# Task statement:
Quote the data below in full, minus the images.

(Stored data entries)
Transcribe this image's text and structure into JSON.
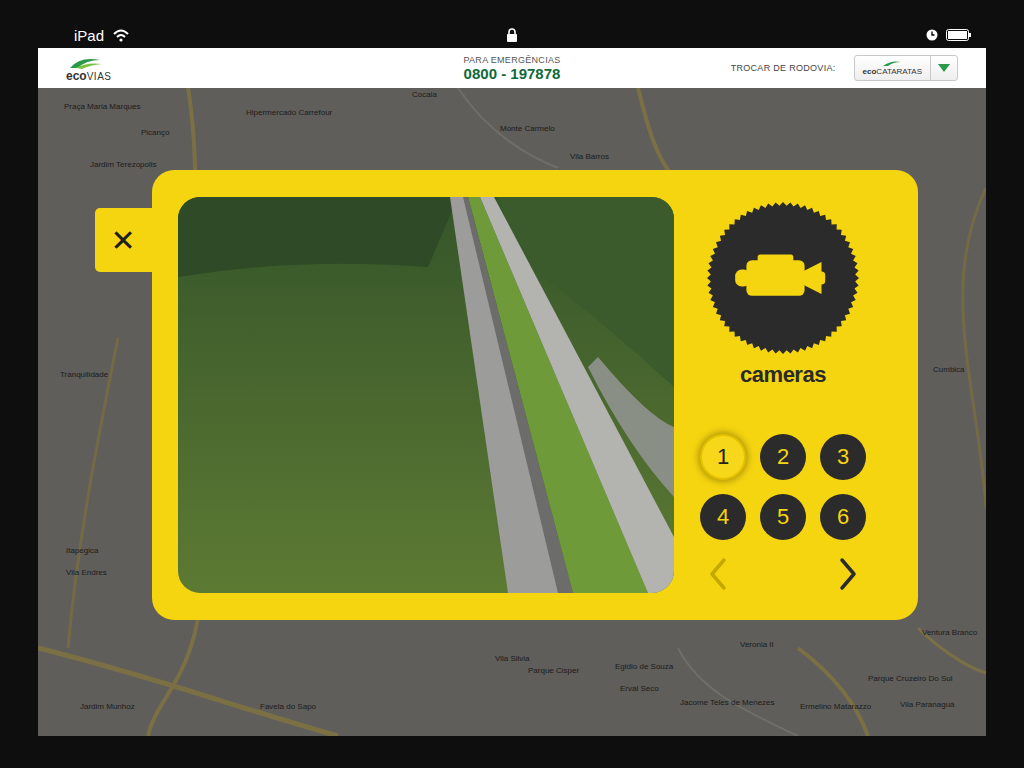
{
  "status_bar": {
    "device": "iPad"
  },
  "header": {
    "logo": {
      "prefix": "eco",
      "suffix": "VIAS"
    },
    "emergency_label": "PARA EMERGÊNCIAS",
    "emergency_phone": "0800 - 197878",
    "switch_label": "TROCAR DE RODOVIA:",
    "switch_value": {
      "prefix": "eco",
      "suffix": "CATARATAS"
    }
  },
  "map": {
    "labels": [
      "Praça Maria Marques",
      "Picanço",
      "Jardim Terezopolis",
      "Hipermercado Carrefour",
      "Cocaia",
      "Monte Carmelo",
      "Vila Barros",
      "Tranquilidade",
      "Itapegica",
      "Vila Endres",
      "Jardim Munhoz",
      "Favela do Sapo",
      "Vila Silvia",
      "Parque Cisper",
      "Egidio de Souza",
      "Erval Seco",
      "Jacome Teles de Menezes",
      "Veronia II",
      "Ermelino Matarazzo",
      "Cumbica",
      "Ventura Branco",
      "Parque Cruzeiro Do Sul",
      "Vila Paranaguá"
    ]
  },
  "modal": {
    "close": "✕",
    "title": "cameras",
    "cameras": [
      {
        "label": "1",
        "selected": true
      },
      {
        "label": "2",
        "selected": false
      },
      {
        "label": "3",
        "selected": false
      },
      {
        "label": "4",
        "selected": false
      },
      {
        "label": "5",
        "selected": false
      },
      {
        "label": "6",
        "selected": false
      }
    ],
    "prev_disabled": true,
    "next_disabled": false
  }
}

# Response:
Transcribe this image's text and structure into JSON.
{
  "status_bar": {
    "device": "iPad"
  },
  "header": {
    "logo": {
      "prefix": "eco",
      "suffix": "VIAS"
    },
    "emergency_label": "PARA EMERGÊNCIAS",
    "emergency_phone": "0800 - 197878",
    "switch_label": "TROCAR DE RODOVIA:",
    "switch_value": {
      "prefix": "eco",
      "suffix": "CATARATAS"
    }
  },
  "map": {
    "labels": [
      "Praça Maria Marques",
      "Picanço",
      "Jardim Terezopolis",
      "Hipermercado Carrefour",
      "Cocaia",
      "Monte Carmelo",
      "Vila Barros",
      "Tranquilidade",
      "Itapegica",
      "Vila Endres",
      "Jardim Munhoz",
      "Favela do Sapo",
      "Vila Silvia",
      "Parque Cisper",
      "Egidio de Souza",
      "Erval Seco",
      "Jacome Teles de Menezes",
      "Veronia II",
      "Ermelino Matarazzo",
      "Cumbica",
      "Ventura Branco",
      "Parque Cruzeiro Do Sul",
      "Vila Paranaguá"
    ]
  },
  "modal": {
    "close": "✕",
    "title": "cameras",
    "cameras": [
      {
        "label": "1",
        "selected": true
      },
      {
        "label": "2",
        "selected": false
      },
      {
        "label": "3",
        "selected": false
      },
      {
        "label": "4",
        "selected": false
      },
      {
        "label": "5",
        "selected": false
      },
      {
        "label": "6",
        "selected": false
      }
    ],
    "prev_disabled": true,
    "next_disabled": false
  }
}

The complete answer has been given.